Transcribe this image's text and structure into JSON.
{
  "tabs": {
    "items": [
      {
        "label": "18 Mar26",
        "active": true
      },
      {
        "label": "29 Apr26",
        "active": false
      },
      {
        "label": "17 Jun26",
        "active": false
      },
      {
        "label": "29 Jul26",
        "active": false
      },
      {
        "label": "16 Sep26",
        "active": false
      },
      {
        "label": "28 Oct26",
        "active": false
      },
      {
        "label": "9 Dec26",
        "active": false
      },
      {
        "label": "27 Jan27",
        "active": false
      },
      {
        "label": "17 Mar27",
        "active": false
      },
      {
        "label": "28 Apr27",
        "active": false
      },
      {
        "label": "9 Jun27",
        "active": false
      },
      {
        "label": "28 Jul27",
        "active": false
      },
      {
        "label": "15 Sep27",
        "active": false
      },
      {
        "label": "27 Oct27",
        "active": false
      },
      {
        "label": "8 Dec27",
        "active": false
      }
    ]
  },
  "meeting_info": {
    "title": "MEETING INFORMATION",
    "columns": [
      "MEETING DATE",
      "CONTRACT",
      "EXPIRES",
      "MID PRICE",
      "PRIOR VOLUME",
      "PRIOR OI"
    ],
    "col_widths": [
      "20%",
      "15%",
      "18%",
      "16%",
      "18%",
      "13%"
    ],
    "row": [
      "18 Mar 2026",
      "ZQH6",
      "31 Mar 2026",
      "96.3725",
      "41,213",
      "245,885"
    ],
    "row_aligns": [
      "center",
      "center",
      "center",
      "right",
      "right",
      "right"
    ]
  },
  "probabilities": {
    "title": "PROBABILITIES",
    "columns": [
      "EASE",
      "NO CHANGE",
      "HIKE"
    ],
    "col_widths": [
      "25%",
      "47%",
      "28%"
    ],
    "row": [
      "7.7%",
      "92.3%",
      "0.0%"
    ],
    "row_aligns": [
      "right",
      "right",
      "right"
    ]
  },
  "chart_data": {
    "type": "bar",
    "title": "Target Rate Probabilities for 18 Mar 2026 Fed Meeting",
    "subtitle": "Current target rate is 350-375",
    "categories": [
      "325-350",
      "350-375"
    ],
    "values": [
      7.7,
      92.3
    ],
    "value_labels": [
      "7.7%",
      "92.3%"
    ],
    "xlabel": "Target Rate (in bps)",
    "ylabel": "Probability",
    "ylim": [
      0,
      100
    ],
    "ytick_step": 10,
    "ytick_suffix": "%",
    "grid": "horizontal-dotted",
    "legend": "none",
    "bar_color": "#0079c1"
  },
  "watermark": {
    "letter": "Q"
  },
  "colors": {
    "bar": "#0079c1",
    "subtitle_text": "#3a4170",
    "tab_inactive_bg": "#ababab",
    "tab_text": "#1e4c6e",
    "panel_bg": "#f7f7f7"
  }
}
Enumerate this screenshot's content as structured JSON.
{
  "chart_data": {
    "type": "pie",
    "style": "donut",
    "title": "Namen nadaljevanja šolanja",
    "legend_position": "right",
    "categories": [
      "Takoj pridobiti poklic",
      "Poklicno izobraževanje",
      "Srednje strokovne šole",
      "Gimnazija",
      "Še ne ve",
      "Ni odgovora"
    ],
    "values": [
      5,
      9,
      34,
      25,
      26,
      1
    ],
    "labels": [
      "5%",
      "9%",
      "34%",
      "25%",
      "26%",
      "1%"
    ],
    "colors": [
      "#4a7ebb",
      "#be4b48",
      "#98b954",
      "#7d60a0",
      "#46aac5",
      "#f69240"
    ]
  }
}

====

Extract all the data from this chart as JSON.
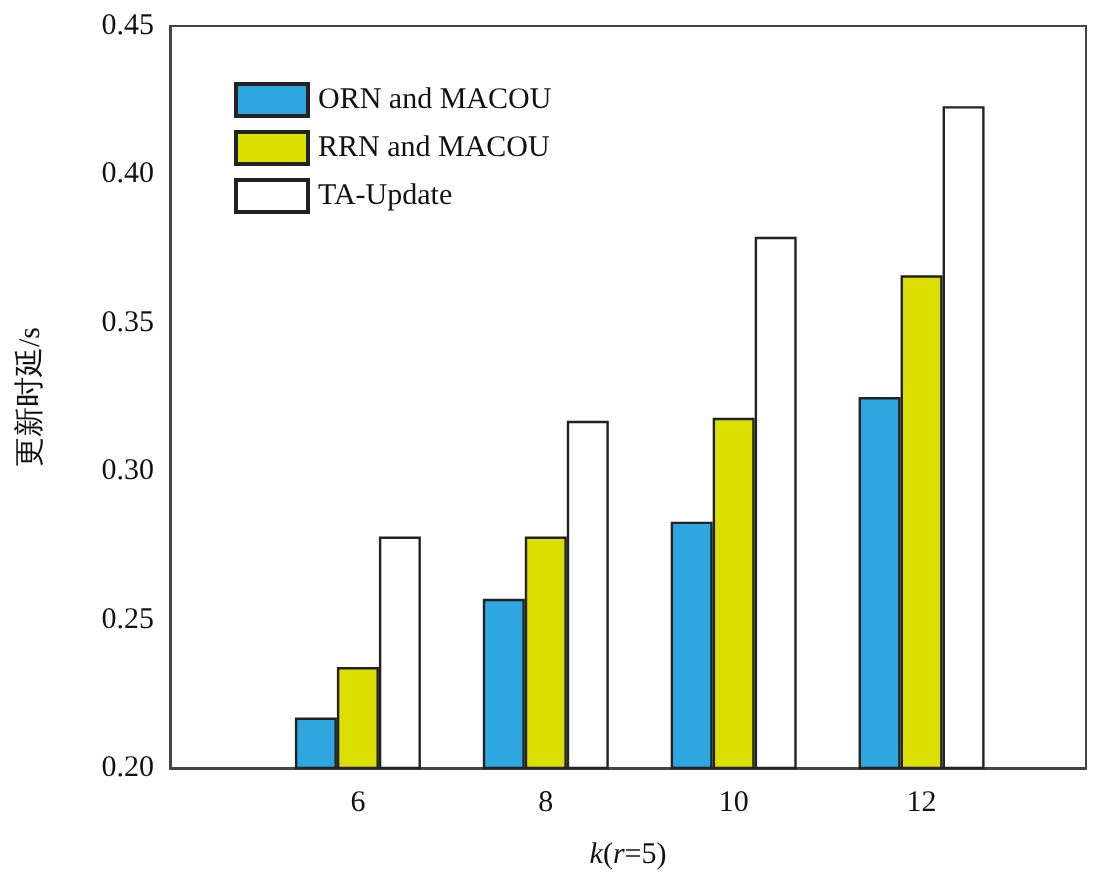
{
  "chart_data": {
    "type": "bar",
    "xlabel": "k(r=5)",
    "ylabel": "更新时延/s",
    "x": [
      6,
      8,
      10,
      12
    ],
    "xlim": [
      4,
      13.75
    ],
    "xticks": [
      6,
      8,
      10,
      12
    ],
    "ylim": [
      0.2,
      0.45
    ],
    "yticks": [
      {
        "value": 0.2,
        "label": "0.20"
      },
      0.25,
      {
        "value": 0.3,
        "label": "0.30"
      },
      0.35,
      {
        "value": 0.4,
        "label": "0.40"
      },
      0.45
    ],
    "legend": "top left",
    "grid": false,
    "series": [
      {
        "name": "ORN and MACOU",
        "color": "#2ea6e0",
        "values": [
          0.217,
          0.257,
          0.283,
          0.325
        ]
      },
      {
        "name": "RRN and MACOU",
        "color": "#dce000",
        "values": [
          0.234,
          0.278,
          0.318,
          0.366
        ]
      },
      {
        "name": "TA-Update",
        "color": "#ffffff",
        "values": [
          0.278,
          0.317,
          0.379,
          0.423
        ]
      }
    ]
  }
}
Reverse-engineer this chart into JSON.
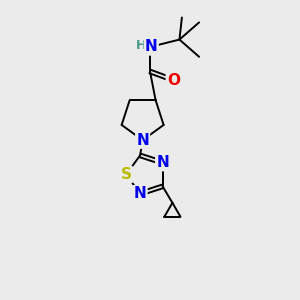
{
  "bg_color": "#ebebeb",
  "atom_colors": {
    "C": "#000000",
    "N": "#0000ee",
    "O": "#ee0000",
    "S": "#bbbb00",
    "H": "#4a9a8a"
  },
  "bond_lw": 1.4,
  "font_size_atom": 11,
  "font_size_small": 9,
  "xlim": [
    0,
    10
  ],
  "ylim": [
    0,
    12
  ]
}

====

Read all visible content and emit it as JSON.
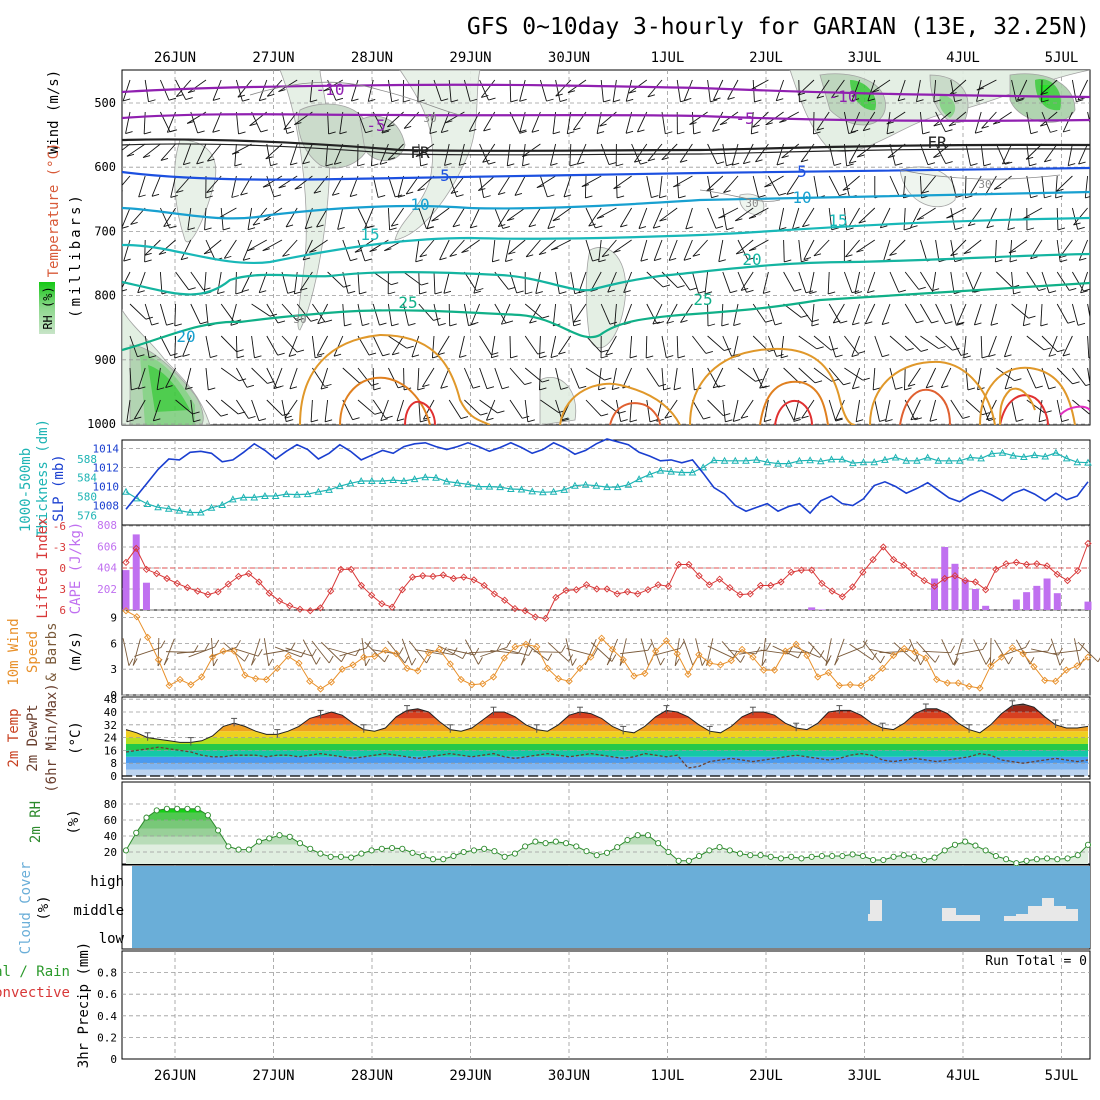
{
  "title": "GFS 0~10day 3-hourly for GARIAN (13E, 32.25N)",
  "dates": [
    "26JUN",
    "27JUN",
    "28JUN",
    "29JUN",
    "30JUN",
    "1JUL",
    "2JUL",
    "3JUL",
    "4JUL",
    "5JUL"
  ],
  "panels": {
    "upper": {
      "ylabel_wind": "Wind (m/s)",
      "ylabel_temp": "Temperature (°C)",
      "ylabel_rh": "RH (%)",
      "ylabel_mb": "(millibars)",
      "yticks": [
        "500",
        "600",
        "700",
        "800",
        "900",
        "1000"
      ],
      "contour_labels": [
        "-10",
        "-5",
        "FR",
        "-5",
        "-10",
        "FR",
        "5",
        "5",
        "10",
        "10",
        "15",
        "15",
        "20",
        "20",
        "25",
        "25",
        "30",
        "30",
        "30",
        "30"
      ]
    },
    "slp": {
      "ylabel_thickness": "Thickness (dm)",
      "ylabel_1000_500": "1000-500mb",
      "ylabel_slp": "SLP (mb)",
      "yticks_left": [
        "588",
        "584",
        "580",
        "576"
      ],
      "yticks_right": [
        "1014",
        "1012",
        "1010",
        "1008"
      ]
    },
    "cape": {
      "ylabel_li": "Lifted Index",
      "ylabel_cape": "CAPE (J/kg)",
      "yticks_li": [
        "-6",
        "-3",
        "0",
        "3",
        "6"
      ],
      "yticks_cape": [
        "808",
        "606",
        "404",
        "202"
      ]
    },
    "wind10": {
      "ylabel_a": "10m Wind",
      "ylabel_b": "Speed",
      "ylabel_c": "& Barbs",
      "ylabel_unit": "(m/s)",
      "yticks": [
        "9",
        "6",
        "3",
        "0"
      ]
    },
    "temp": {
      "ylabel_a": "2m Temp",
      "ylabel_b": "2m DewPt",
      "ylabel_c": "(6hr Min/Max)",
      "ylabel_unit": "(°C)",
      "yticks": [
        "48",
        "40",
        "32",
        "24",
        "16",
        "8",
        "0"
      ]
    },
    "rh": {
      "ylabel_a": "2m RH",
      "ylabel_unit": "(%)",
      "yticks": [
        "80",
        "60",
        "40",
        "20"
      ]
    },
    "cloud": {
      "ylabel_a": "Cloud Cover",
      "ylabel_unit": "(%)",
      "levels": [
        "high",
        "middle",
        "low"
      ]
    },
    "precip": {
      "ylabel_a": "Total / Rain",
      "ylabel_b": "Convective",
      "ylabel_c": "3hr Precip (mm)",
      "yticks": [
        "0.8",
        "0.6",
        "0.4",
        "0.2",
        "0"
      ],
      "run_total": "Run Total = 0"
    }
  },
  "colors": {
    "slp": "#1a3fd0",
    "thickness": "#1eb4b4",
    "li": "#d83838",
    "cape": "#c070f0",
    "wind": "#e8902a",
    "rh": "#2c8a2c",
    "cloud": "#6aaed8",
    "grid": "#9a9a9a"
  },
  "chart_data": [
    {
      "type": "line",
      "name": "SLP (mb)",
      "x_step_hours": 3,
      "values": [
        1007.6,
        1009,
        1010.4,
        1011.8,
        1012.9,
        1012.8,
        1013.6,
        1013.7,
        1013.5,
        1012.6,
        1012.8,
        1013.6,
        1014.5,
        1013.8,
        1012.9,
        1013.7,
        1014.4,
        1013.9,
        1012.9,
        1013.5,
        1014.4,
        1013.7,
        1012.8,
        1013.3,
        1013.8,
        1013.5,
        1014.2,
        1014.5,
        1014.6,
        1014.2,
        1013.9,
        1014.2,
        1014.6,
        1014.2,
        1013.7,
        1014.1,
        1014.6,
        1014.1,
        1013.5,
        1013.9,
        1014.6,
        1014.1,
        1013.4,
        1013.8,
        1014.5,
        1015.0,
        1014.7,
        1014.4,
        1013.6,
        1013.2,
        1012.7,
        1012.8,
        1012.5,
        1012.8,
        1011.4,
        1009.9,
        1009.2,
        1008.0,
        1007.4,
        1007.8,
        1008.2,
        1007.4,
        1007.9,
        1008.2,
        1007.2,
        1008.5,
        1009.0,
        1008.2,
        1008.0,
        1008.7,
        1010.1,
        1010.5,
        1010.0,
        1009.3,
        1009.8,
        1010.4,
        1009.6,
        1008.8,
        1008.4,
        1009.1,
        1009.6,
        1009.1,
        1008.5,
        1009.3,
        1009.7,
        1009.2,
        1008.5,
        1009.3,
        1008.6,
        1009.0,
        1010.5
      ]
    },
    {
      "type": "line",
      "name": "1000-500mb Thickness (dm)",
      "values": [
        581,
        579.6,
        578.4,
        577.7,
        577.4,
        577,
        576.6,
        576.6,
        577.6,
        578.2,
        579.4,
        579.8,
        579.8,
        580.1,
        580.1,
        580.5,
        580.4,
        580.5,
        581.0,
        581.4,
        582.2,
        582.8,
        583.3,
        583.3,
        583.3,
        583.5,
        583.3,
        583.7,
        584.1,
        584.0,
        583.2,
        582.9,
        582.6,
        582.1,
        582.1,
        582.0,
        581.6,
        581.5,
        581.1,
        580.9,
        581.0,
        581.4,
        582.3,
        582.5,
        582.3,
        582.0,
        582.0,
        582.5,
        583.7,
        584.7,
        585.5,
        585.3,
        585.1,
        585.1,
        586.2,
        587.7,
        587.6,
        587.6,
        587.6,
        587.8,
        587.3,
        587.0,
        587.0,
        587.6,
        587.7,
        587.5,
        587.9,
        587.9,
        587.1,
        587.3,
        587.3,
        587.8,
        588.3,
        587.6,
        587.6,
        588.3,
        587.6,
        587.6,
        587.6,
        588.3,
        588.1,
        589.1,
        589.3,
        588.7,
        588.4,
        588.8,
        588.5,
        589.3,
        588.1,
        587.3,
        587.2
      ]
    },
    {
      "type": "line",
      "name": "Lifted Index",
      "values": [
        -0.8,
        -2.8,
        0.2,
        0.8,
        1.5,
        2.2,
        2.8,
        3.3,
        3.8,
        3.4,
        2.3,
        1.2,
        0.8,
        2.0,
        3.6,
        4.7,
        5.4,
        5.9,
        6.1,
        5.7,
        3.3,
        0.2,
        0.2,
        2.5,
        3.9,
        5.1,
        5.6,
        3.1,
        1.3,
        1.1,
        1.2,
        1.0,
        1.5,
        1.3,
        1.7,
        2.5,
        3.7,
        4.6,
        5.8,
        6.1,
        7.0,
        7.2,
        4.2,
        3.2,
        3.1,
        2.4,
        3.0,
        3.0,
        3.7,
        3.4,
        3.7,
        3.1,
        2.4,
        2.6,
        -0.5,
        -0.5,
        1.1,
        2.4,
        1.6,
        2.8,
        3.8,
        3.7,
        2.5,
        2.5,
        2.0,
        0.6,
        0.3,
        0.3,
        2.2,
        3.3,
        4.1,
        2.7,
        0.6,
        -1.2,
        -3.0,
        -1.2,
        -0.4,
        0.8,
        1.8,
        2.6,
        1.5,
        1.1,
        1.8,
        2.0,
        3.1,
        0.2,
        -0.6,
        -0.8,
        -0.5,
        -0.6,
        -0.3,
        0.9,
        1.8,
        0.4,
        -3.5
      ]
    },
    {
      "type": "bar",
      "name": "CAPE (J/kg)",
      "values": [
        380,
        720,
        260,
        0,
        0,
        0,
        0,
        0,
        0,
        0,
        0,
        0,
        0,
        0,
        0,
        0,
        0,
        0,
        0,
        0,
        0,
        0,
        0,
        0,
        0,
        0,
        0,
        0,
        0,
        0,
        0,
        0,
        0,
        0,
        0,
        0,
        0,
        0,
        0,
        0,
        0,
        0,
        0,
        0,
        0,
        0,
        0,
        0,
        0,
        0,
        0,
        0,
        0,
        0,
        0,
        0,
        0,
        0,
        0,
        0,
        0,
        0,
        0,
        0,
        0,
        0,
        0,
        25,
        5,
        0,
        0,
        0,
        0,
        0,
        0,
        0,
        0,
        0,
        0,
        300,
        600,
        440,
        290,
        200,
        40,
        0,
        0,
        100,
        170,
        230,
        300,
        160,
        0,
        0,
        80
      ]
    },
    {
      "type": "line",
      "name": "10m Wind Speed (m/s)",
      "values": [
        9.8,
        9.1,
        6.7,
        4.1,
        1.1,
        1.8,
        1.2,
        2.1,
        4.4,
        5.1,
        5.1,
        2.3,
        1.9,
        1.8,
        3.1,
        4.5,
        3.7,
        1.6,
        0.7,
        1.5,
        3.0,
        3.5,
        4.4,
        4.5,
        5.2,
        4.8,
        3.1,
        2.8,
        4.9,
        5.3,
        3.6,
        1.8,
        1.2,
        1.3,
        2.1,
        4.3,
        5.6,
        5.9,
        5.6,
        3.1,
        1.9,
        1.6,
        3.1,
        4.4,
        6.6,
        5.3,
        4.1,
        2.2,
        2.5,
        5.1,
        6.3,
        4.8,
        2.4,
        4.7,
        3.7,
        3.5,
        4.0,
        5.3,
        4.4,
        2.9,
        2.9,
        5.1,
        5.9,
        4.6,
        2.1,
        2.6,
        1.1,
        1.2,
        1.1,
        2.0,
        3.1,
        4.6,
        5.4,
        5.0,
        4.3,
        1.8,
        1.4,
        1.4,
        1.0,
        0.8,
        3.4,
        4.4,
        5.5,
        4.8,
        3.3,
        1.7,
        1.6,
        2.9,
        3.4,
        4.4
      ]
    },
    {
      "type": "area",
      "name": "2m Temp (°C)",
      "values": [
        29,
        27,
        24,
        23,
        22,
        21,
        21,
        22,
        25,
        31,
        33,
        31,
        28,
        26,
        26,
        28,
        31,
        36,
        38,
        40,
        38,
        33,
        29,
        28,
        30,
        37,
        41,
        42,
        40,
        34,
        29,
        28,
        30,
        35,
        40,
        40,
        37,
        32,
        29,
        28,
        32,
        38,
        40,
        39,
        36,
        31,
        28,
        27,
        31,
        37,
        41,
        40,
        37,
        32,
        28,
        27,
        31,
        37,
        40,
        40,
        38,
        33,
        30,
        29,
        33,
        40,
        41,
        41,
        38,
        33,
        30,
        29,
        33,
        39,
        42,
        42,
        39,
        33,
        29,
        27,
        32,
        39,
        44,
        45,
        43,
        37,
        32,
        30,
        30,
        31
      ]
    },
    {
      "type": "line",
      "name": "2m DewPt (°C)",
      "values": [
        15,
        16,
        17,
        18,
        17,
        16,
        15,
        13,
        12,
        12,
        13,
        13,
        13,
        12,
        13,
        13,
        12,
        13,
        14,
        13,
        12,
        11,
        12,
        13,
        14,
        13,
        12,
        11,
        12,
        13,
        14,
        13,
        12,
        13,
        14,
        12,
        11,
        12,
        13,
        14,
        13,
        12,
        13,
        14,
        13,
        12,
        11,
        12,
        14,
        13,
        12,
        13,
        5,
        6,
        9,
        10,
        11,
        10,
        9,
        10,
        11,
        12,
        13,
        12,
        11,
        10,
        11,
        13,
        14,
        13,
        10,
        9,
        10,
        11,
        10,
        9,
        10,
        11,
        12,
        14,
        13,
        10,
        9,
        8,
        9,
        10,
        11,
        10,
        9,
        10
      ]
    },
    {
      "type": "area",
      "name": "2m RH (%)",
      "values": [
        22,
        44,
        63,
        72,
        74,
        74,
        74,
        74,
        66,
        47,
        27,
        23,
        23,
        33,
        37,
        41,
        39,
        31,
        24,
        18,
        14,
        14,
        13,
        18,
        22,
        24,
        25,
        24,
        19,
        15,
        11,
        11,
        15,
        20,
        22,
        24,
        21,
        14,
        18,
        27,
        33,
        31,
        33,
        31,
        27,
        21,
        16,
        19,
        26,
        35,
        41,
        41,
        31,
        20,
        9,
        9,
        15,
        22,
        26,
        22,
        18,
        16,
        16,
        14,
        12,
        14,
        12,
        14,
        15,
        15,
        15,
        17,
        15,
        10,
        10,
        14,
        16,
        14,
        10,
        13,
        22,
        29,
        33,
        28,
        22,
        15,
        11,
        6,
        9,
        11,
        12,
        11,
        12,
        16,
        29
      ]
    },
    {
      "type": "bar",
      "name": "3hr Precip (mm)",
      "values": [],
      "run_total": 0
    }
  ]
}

====

Given task: From the listing above, pick out every line containing "Lifted".

Written solution:
      "ylabel_li": "Lifted Index",
      "name": "Lifted Index",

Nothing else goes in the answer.